* [Written exercise]
Copy out every line that contains the word "season".

* [Provided records]

↓

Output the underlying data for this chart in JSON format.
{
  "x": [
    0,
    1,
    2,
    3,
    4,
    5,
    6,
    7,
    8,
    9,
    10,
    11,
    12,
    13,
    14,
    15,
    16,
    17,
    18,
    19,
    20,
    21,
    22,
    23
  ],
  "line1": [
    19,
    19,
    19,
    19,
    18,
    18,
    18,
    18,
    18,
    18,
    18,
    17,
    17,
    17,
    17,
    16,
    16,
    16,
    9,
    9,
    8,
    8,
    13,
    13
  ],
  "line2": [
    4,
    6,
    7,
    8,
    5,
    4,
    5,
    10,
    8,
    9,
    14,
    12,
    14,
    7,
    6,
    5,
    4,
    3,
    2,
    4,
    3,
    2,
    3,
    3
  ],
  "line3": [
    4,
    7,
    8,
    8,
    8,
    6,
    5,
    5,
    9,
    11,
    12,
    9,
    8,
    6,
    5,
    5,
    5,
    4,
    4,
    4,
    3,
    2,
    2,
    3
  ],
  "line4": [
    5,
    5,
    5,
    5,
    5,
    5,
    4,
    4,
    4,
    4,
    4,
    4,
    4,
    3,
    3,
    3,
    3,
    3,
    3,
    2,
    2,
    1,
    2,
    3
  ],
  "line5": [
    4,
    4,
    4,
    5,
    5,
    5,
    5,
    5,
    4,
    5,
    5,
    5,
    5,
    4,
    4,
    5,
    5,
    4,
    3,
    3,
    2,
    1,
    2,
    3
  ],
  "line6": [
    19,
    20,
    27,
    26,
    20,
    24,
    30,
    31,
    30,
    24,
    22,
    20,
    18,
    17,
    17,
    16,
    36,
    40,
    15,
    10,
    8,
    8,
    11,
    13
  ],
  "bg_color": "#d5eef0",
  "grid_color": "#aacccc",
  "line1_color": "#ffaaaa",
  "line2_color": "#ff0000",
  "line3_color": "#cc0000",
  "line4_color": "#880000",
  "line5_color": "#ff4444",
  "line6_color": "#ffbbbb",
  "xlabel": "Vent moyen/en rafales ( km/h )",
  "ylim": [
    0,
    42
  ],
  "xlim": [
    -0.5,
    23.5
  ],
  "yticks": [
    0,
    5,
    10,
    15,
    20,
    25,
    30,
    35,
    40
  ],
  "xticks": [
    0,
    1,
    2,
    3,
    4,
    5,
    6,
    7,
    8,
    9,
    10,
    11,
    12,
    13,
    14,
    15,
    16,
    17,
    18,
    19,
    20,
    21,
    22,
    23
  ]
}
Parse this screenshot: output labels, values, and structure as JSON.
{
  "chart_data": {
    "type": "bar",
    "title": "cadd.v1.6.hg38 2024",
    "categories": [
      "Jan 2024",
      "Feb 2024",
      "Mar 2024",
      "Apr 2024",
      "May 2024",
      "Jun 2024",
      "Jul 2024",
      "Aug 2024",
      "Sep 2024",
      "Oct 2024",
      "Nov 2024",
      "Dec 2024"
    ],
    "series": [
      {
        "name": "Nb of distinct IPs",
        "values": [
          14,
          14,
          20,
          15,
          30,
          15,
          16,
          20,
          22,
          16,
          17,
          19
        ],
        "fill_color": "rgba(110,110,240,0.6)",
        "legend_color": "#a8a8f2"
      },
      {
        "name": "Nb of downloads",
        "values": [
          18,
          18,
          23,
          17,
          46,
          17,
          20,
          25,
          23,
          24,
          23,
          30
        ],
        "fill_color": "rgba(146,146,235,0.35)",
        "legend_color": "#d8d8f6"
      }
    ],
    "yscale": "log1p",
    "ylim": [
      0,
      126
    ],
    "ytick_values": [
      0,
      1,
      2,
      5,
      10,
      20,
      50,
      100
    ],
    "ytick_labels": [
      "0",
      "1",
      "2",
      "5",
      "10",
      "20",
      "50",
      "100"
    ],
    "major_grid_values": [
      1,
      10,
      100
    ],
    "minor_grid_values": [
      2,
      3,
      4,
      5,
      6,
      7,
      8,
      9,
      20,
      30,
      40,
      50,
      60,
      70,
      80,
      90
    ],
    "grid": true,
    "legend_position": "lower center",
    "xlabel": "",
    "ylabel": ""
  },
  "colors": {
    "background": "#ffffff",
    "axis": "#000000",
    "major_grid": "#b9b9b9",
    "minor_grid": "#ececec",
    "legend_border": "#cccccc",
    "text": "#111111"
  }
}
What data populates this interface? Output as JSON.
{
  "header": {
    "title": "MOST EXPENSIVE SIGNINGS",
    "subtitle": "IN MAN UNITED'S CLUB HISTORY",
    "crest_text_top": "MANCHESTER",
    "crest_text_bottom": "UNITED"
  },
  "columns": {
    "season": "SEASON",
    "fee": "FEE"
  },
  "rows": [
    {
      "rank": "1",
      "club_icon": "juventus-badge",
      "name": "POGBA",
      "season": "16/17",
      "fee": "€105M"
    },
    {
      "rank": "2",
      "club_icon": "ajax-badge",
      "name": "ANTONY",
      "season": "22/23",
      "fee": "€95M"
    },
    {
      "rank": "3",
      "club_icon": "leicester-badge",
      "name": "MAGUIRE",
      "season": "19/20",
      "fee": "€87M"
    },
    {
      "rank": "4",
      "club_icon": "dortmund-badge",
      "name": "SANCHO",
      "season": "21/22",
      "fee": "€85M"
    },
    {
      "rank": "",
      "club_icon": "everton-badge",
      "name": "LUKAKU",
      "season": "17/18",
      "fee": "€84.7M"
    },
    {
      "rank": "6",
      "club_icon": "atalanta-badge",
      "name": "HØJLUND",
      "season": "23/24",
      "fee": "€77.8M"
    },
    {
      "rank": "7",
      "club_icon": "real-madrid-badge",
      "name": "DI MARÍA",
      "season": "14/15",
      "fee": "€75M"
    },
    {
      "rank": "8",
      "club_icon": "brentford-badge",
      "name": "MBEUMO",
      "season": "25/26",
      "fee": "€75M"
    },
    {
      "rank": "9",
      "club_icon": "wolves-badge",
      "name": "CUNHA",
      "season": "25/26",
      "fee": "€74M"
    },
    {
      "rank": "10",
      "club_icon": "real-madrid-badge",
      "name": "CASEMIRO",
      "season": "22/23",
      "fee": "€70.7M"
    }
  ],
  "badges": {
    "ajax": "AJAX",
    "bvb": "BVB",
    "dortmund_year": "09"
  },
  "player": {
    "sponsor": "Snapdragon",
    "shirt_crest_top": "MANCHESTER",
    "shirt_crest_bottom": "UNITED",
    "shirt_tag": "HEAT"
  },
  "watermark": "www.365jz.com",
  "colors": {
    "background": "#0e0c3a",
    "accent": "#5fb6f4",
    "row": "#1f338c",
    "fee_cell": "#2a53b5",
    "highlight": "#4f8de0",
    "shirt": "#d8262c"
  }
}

↑

* [Reply]
    "season": "SEASON",
      "season": "16/17",
      "season": "22/23",
      "season": "19/20",
      "season": "21/22",
      "season": "17/18",
      "season": "23/24",
      "season": "14/15",
      "season": "25/26",
      "season": "25/26",
      "season": "22/23",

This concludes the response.